Rewrite the part of the performance counters text between "The examples in" and "the pdh_query_open command.", inclusive, using "programs" in place of "applications".

## BEGIN Source extract

Reading of performance counters involves the following steps.

Open a new performance query with pdh_query_open
Add the counters of interest to the query using pdh_add_counter
Periodically retrieve counter values through pdh_query_get
When done, close the query with the combination of pdh_remove_counter (optional) and pdh_query_close

The examples in this chapter use performance counters that are part of the operating system so as to ensure they are present on every system. Many applications, like SQL Server or IIS, provide their own performance counters. These can be tracked in an identical manner.

4.1. Reading simple counters

To read counter values, a performance query has to be opened with the pdh_query_open command.

% set hquery [pdh_query_open]
→ pdh1

A counter can be added to the query by passing its counter path to the pdh_add_counter command. When adding a counter, we associate it with a name (e.g. freebytes) which serves as a key in the dictionary of values returned by pdh_query_get. This is optional and defaults to the counter path if unspecified.

% pdh_add_counter $hquery [pdh_counter_path Memory "Available Bytes"] -name \
    freebytes
→ 2013954865088 HANDLE

pdh_add_counter returns a handle to the new counter. We ignore it here as it is automatically released when the query is closed. There are specific uses where the handle is needed but these are not covered here. See the TWAPI documentation for details.

The counter values in the query can be retrieved with pdh_query_get.

% pdh_query_get $hquery
→ freebytes 8061165568

pdh_query_get returns a dictionary containing one or more counter values.

Additional counters can be added at any time.

% pdh_add_counter $hquery [pdh_counter_path System "Processes" -instance _Total] \
    -name processcount
→ 2013954865520 HANDLE
% pdh_query_get $hquery
→ freebytes 8061165568 processcount 295

A subset of the counters can be retrieved by specifying them as additional arguments to the pdh_query_get call.

% pdh_query_get $hquery freebytes
→ freebytes 8061169664

Counters can also be removed at any time from the query.

% pdh_remove_counter $hquery freebytes
% pdh_query_get $hquery
→ processcount 295

When finally done, the query is closed with pdh_query_close to release all resources including the counter handles.

## END Source extract
## BEGIN Record list

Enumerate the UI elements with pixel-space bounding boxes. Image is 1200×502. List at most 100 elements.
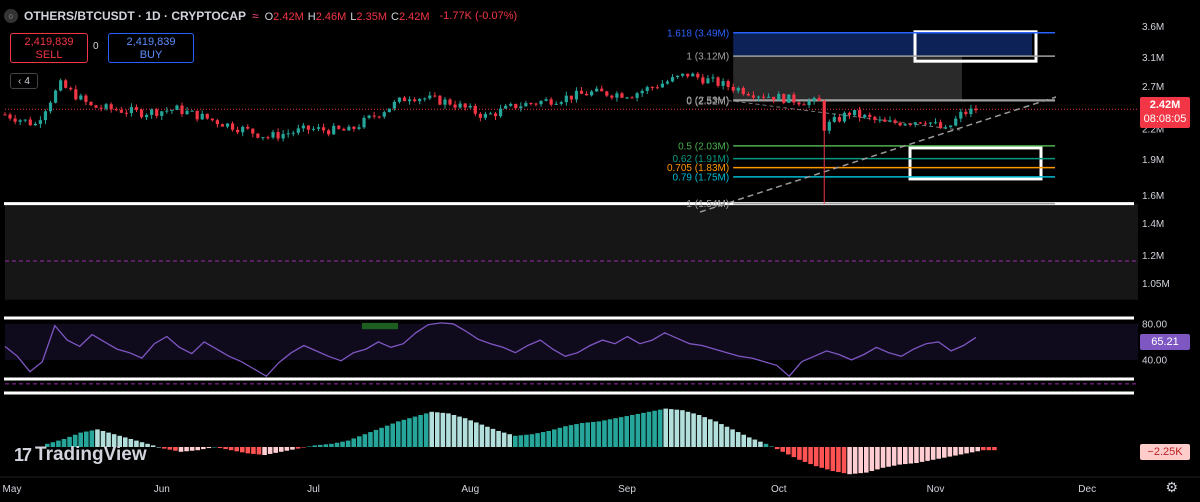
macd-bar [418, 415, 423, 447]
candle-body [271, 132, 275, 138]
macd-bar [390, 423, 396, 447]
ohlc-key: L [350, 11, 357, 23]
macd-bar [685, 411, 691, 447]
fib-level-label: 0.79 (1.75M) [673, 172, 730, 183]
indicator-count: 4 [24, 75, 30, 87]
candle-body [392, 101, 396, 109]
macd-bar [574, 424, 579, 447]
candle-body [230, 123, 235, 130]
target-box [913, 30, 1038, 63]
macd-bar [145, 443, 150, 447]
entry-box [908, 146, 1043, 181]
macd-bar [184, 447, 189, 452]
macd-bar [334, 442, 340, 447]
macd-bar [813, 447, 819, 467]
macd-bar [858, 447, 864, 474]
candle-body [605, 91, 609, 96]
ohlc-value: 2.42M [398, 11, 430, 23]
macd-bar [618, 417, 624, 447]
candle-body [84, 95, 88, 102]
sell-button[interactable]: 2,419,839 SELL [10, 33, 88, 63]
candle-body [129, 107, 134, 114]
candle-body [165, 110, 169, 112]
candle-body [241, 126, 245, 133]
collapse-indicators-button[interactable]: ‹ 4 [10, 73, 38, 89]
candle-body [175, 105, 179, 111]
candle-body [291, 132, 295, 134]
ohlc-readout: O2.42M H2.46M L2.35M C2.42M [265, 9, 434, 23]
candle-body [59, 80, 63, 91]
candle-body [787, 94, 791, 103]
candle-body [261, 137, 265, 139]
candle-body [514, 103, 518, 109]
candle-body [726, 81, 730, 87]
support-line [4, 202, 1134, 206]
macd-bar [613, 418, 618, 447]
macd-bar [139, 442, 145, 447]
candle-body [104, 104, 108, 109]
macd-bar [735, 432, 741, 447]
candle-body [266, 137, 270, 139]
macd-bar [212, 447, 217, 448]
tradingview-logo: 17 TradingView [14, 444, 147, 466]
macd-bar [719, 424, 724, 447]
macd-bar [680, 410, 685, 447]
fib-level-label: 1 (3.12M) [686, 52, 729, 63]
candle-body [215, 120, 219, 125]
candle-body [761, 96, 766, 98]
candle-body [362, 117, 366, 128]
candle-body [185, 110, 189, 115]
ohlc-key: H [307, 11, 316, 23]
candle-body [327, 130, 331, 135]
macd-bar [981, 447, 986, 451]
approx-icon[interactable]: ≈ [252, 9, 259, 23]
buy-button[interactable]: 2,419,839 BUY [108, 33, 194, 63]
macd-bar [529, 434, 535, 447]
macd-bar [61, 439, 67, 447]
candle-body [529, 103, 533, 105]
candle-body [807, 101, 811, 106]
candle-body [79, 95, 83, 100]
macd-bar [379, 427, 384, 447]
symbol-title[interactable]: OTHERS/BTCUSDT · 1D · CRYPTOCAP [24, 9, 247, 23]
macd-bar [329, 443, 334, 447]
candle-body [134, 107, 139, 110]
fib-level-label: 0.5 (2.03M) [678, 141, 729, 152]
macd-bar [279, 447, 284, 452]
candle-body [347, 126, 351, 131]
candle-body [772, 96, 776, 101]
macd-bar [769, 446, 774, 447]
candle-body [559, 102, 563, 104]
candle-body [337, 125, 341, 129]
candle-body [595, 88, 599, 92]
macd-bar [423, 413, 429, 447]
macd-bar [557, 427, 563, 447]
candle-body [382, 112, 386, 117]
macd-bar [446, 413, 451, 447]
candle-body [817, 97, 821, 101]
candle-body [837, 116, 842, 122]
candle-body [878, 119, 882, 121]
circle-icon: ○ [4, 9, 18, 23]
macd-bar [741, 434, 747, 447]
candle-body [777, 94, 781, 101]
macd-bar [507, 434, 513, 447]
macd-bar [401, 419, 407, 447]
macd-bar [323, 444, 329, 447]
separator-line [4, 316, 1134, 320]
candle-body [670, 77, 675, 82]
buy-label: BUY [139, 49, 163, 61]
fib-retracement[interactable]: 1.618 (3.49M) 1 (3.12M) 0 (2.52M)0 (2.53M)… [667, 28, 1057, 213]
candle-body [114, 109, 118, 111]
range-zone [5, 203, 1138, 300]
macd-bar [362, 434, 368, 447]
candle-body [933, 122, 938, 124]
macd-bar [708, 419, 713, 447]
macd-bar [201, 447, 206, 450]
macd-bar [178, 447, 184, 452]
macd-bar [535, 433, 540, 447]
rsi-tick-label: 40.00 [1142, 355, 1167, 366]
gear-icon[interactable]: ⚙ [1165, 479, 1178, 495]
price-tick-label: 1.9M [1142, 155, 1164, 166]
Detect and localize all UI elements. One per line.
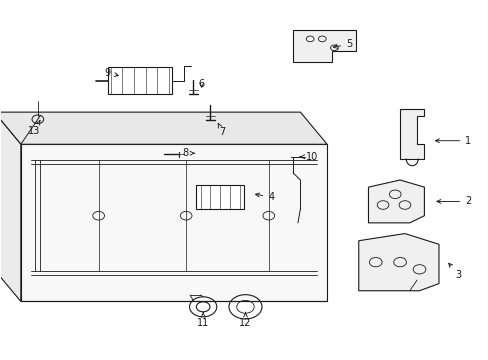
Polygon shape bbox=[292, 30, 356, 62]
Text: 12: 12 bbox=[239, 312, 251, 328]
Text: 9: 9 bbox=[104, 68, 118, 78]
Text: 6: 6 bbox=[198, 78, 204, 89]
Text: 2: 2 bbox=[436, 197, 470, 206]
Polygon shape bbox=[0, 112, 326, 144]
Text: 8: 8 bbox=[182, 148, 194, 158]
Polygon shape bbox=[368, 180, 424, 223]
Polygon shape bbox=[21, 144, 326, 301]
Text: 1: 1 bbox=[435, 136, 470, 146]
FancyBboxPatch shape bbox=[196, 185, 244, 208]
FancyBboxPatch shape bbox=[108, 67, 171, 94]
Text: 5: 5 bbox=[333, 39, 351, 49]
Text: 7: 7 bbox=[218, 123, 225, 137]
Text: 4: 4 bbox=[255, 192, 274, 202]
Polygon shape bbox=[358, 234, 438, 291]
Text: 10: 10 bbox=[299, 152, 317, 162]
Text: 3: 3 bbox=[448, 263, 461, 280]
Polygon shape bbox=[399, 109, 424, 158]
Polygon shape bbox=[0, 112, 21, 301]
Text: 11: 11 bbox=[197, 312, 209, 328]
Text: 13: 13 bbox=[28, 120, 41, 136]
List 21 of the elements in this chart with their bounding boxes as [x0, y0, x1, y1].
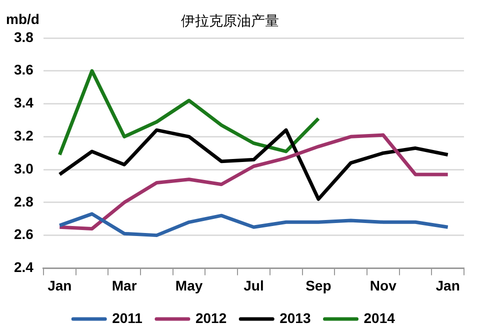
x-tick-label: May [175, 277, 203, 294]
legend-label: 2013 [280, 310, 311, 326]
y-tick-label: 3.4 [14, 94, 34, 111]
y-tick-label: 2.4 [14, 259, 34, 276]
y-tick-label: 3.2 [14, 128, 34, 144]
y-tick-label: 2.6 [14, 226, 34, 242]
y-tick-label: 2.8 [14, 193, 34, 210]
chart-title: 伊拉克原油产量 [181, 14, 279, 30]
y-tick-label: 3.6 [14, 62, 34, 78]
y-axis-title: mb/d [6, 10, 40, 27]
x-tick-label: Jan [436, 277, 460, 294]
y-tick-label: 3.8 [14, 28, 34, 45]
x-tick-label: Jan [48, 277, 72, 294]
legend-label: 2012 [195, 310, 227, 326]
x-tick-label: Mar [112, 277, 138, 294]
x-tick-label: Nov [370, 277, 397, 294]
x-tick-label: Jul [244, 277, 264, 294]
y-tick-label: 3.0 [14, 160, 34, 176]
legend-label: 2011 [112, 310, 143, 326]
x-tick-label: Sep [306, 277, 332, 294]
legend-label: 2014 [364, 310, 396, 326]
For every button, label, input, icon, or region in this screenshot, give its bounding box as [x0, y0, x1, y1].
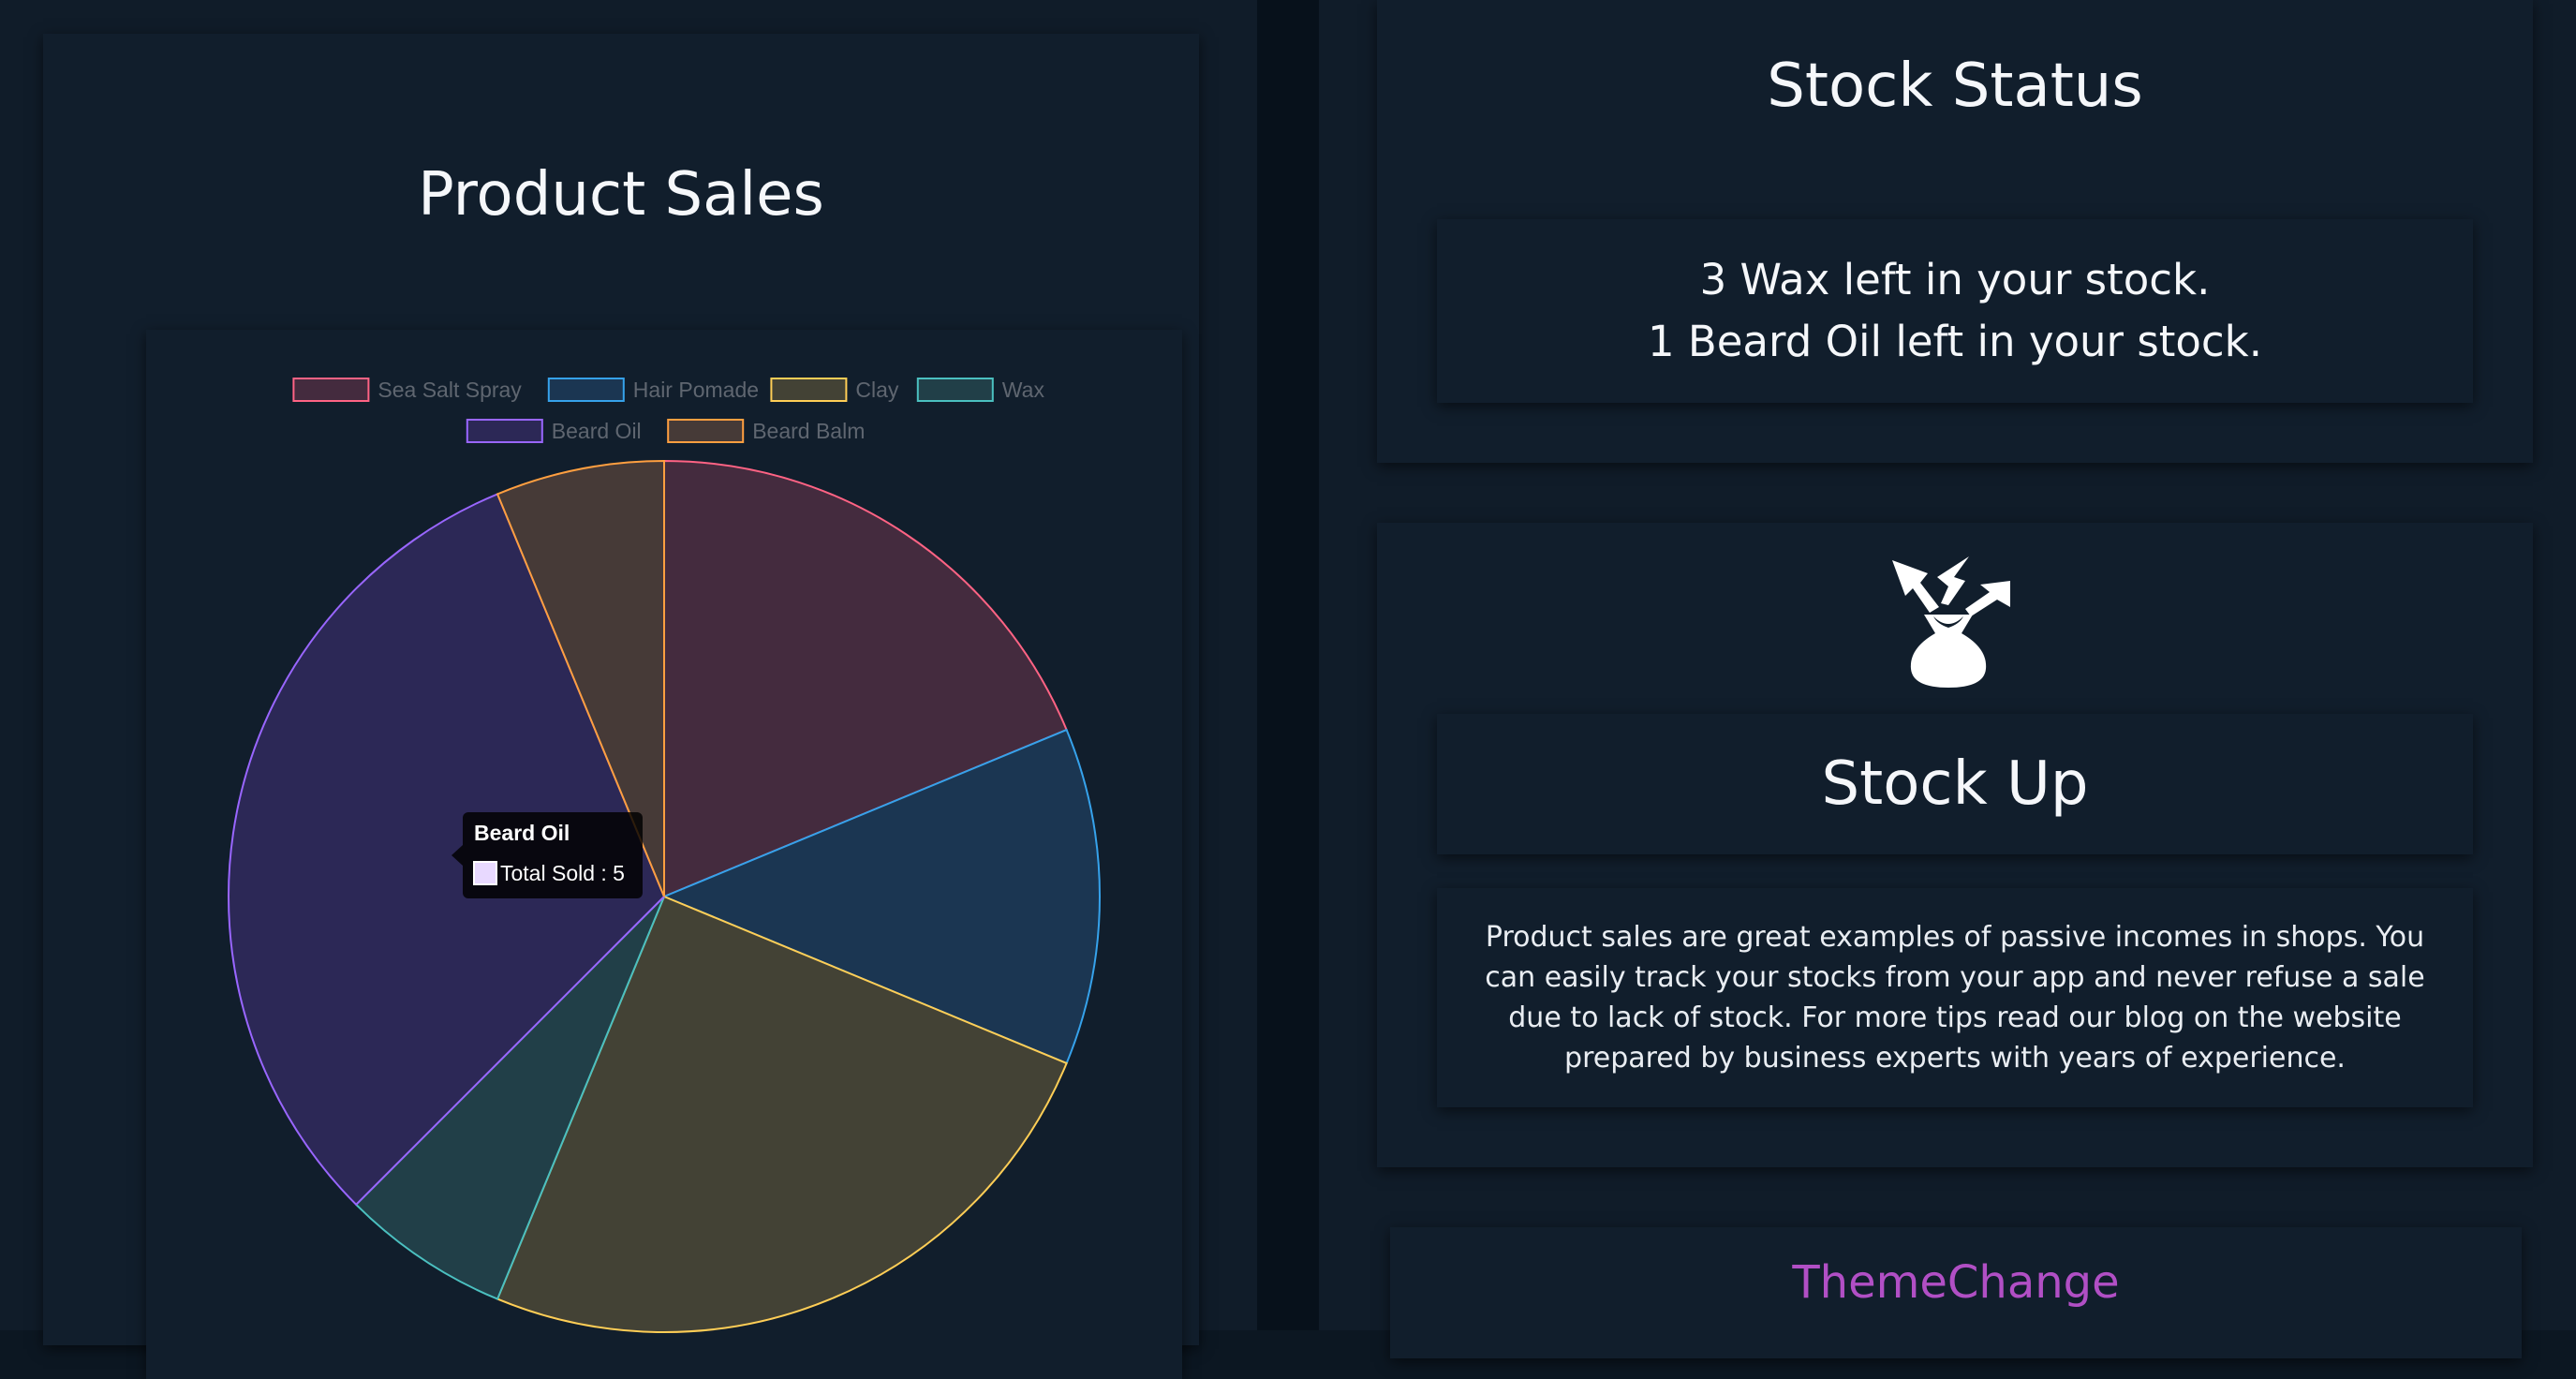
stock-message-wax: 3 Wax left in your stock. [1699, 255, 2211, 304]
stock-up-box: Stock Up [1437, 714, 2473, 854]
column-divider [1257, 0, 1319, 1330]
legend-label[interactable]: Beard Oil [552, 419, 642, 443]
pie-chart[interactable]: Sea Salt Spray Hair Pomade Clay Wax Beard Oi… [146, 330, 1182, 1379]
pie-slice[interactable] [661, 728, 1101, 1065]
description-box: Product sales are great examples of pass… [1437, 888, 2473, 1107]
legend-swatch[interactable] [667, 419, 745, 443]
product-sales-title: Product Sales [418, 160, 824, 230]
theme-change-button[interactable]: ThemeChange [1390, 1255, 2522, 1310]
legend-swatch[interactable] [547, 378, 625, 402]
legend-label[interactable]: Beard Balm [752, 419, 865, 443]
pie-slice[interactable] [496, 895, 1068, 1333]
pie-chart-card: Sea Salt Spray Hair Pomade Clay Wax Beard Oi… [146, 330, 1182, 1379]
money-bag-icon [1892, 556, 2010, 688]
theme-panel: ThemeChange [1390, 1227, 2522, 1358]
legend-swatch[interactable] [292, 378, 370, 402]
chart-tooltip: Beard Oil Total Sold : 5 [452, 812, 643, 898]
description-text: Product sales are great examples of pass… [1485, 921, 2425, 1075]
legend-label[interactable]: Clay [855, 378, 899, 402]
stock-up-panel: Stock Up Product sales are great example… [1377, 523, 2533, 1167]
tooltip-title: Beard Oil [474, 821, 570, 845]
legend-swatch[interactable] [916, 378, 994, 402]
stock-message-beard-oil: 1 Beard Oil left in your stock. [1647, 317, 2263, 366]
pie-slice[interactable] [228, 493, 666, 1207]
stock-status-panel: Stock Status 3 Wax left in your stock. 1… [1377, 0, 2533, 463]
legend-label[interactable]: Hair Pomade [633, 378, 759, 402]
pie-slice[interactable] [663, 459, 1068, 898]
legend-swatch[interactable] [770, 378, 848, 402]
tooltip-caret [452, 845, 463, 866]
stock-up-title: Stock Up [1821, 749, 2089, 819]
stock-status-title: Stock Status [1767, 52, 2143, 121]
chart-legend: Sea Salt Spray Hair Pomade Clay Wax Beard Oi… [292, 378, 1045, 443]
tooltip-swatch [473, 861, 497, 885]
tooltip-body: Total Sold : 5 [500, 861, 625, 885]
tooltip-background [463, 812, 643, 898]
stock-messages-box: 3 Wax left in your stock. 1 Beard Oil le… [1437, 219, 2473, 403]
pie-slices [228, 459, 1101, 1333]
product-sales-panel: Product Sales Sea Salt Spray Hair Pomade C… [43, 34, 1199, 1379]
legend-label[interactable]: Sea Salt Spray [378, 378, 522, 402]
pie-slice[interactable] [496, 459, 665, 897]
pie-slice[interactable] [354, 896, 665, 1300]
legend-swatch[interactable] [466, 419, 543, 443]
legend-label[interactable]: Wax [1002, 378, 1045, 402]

## END Record list

[Result for this task]
The examples in this chapter use performance counters that are part of the operating system so as to ensure they are present on every system. Many programs, like SQL Server or IIS, provide their own performance counters. These can be tracked in an identical manner.

4.1. Reading simple counters

To read counter values, a performance query has to be opened with the pdh_query_open command.